Requirement
For this exercise, copy out each line of the material below that includes "label".

Dataset
--- --- ---

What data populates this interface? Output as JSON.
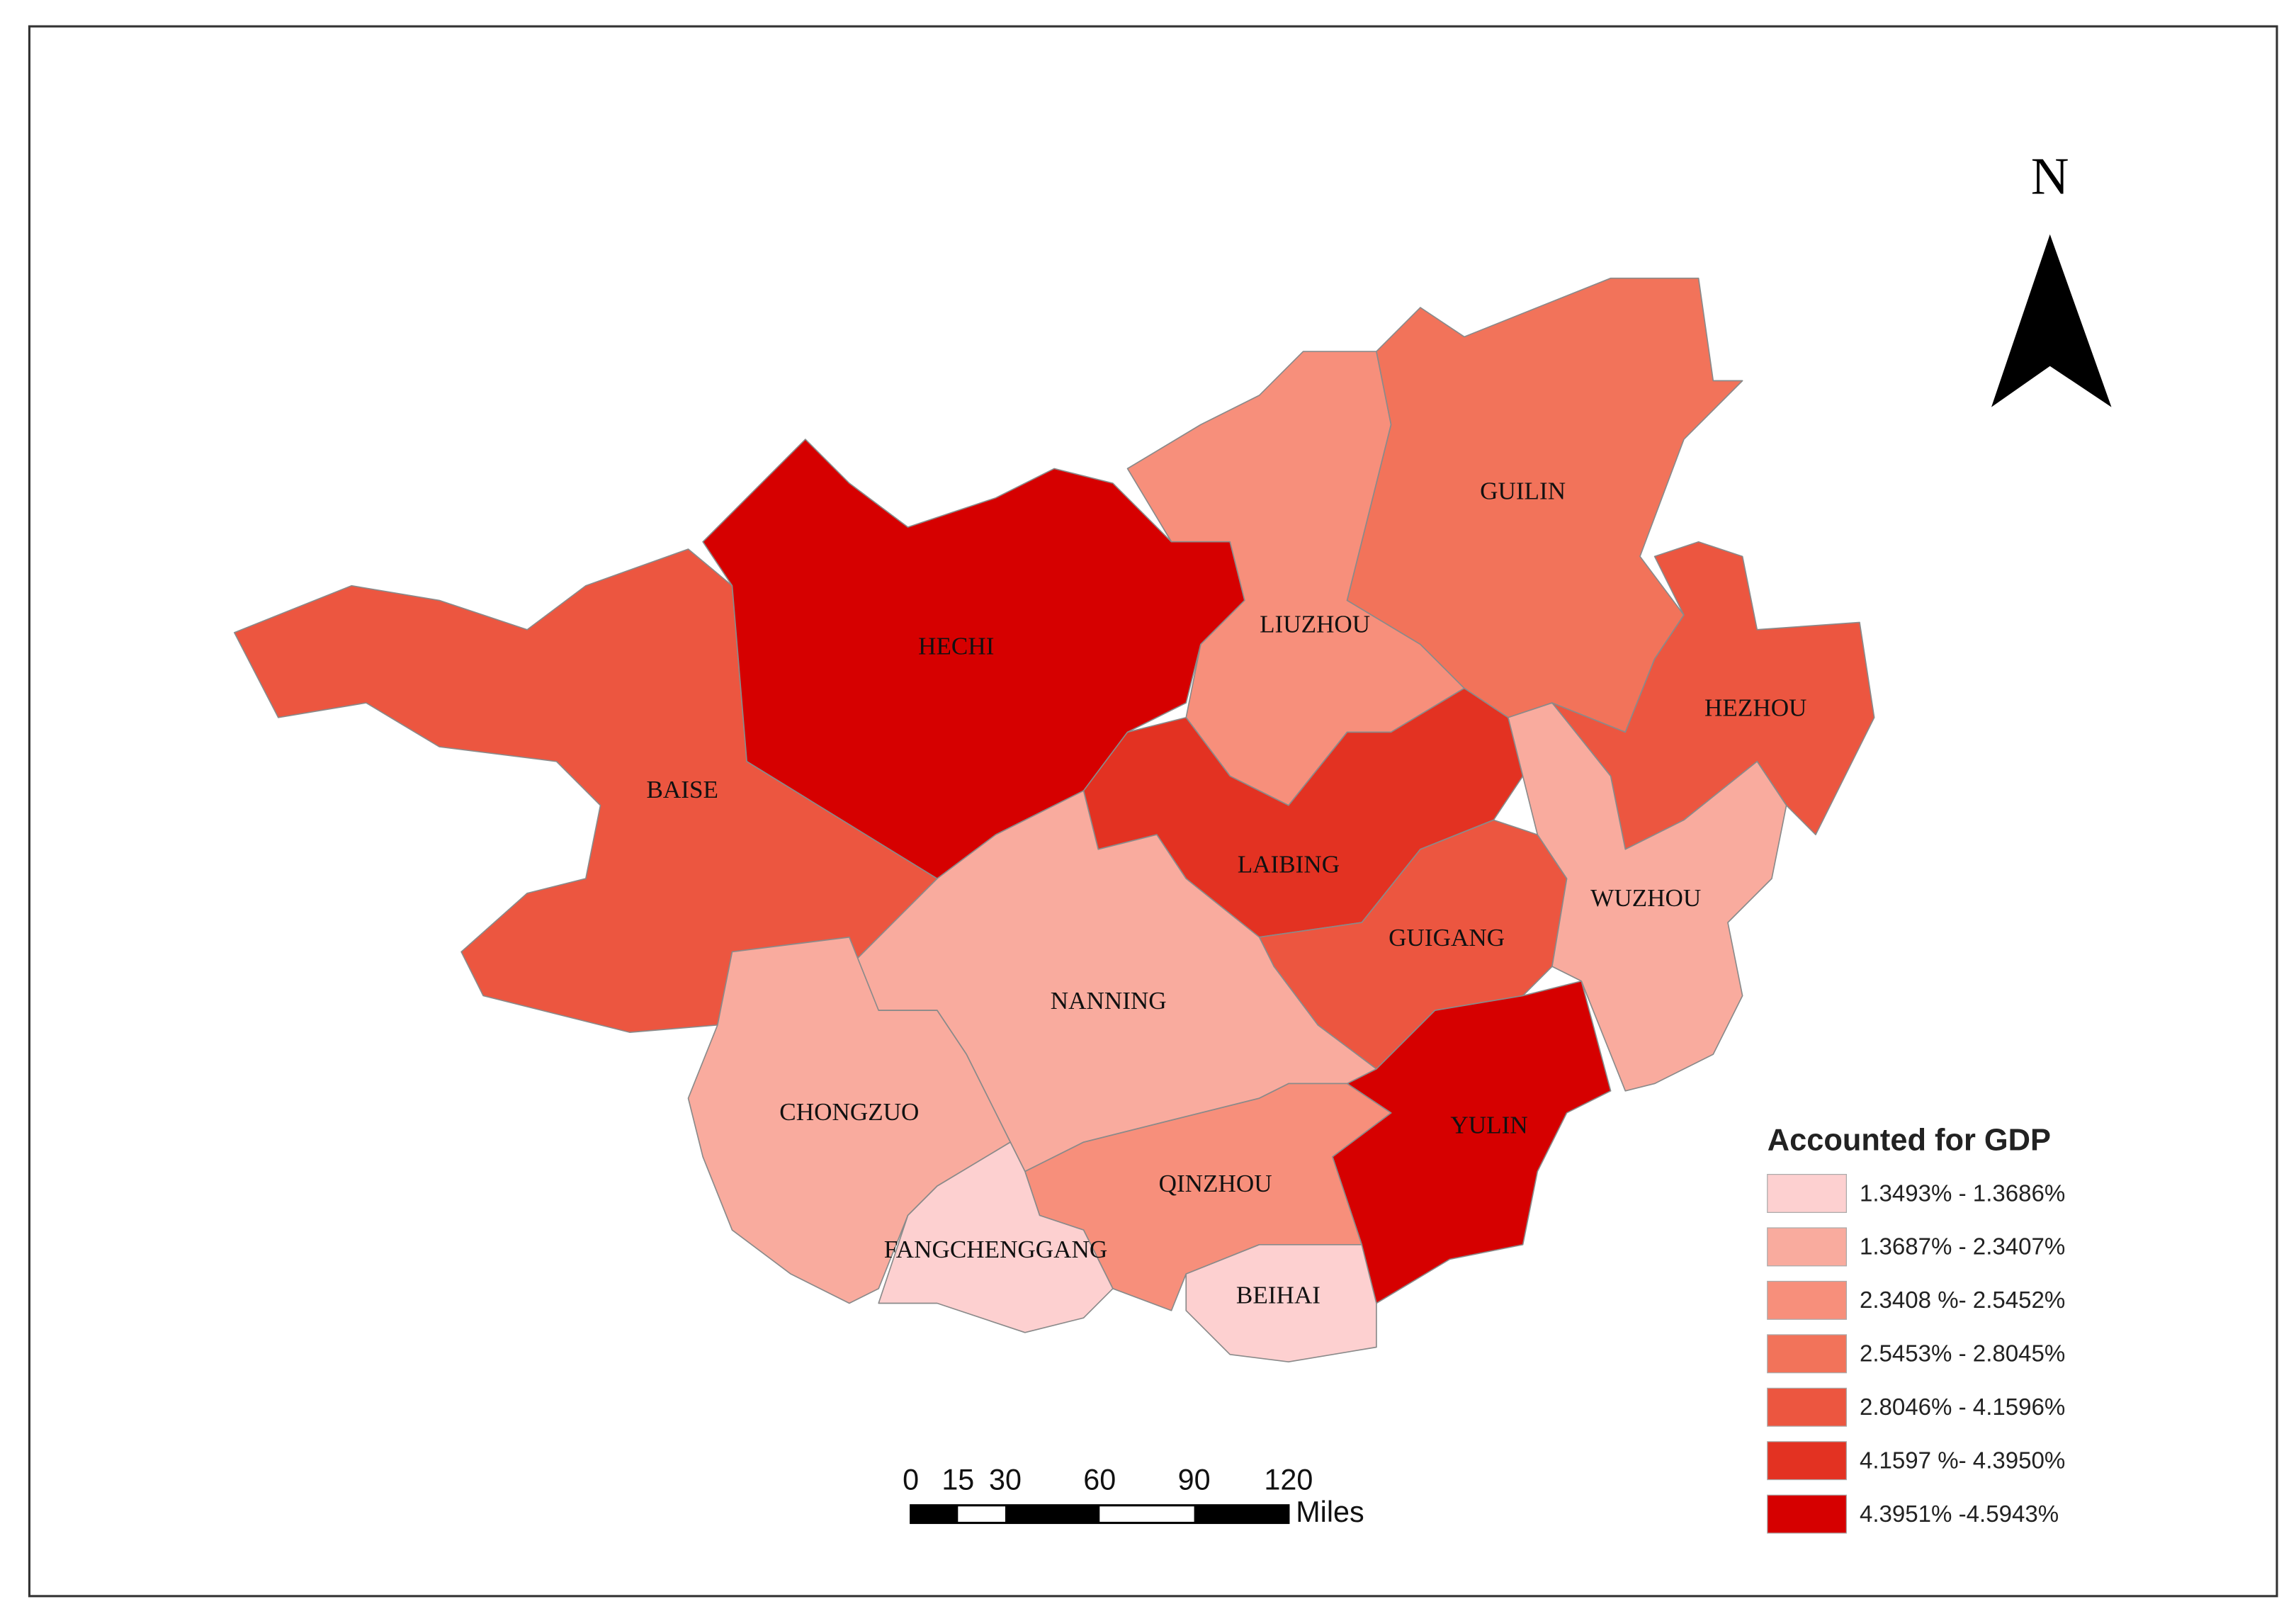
{
  "map": {
    "north": "N",
    "legend": {
      "title": "Accounted for GDP",
      "items": [
        {
          "label": "1.3493% - 1.3686%",
          "color": "#fdd0d0"
        },
        {
          "label": "1.3687% - 2.3407%",
          "color": "#f9ab9e"
        },
        {
          "label": "2.3408 %- 2.5452%",
          "color": "#f78f7b"
        },
        {
          "label": "2.5453% - 2.8045%",
          "color": "#f2735a"
        },
        {
          "label": "2.8046% - 4.1596%",
          "color": "#ec5640"
        },
        {
          "label": "4.1597 %- 4.3950%",
          "color": "#e33222"
        },
        {
          "label": "4.3951% -4.5943%",
          "color": "#d60000"
        }
      ]
    },
    "regions": [
      {
        "name": "BAISE",
        "color": "#ec5640"
      },
      {
        "name": "HECHI",
        "color": "#d60000"
      },
      {
        "name": "LIUZHOU",
        "color": "#f78f7b"
      },
      {
        "name": "GUILIN",
        "color": "#f2735a"
      },
      {
        "name": "HEZHOU",
        "color": "#ec5640"
      },
      {
        "name": "LAIBING",
        "color": "#e33222"
      },
      {
        "name": "GUIGANG",
        "color": "#ec5640"
      },
      {
        "name": "WUZHOU",
        "color": "#f9ab9e"
      },
      {
        "name": "YULIN",
        "color": "#d60000"
      },
      {
        "name": "NANNING",
        "color": "#f9ab9e"
      },
      {
        "name": "CHONGZUO",
        "color": "#f9ab9e"
      },
      {
        "name": "QINZHOU",
        "color": "#f78f7b"
      },
      {
        "name": "FANGCHENGGANG",
        "color": "#fdd0d0"
      },
      {
        "name": "BEIHAI",
        "color": "#fdd0d0"
      }
    ],
    "scale_bar": {
      "ticks": [
        0,
        15,
        30,
        60,
        90,
        120
      ],
      "unit": "Miles"
    }
  }
}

--- --- ---

Correct answer
          "label": "1.3493% - 1.3686%",
          "label": "1.3687% - 2.3407%",
          "label": "2.3408 %- 2.5452%",
          "label": "2.5453% - 2.8045%",
          "label": "2.8046% - 4.1596%",
          "label": "4.1597 %- 4.3950%",
          "label": "4.3951% -4.5943%",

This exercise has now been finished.